What is required
Send back all the data below, exactly as given.
begin Data listing
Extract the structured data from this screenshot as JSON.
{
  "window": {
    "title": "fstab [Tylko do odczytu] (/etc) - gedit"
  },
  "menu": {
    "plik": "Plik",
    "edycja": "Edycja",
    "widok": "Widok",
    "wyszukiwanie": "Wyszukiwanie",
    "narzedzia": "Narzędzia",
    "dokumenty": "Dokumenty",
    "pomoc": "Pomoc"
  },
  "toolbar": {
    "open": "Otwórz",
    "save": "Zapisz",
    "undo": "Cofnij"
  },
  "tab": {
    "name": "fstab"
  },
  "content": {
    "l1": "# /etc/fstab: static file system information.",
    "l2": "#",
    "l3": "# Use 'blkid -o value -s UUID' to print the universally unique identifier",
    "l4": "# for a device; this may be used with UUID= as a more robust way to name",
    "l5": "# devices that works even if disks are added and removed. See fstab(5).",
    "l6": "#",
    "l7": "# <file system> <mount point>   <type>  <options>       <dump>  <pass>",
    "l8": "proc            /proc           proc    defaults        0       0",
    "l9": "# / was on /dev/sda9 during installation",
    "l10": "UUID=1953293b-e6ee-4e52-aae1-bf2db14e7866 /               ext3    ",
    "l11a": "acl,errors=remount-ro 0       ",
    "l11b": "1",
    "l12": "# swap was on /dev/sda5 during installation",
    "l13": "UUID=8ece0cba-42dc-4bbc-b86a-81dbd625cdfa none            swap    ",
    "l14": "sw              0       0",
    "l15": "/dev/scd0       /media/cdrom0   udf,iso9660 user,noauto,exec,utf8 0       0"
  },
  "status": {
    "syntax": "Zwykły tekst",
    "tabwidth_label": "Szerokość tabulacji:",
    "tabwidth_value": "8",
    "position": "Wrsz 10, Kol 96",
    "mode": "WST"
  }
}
end Data listing
Solution
Extract the structured data from this screenshot as JSON.
{
  "window": {
    "title": "fstab [Tylko do odczytu] (/etc) - gedit"
  },
  "menu": {
    "plik": "Plik",
    "edycja": "Edycja",
    "widok": "Widok",
    "wyszukiwanie": "Wyszukiwanie",
    "narzedzia": "Narzędzia",
    "dokumenty": "Dokumenty",
    "pomoc": "Pomoc"
  },
  "toolbar": {
    "open": "Otwórz",
    "save": "Zapisz",
    "undo": "Cofnij"
  },
  "tab": {
    "name": "fstab"
  },
  "content": {
    "l1": "# /etc/fstab: static file system information.",
    "l2": "#",
    "l3": "# Use 'blkid -o value -s UUID' to print the universally unique identifier",
    "l4": "# for a device; this may be used with UUID= as a more robust way to name",
    "l5": "# devices that works even if disks are added and removed. See fstab(5).",
    "l6": "#",
    "l7": "# <file system> <mount point>   <type>  <options>       <dump>  <pass>",
    "l8": "proc            /proc           proc    defaults        0       0",
    "l9": "# / was on /dev/sda9 during installation",
    "l10": "UUID=1953293b-e6ee-4e52-aae1-bf2db14e7866 /               ext3    ",
    "l11a": "acl,errors=remount-ro 0       ",
    "l11b": "1",
    "l12": "# swap was on /dev/sda5 during installation",
    "l13": "UUID=8ece0cba-42dc-4bbc-b86a-81dbd625cdfa none            swap    ",
    "l14": "sw              0       0",
    "l15": "/dev/scd0       /media/cdrom0   udf,iso9660 user,noauto,exec,utf8 0       0"
  },
  "status": {
    "syntax": "Zwykły tekst",
    "tabwidth_label": "Szerokość tabulacji:",
    "tabwidth_value": "8",
    "position": "Wrsz 10, Kol 96",
    "mode": "WST"
  }
}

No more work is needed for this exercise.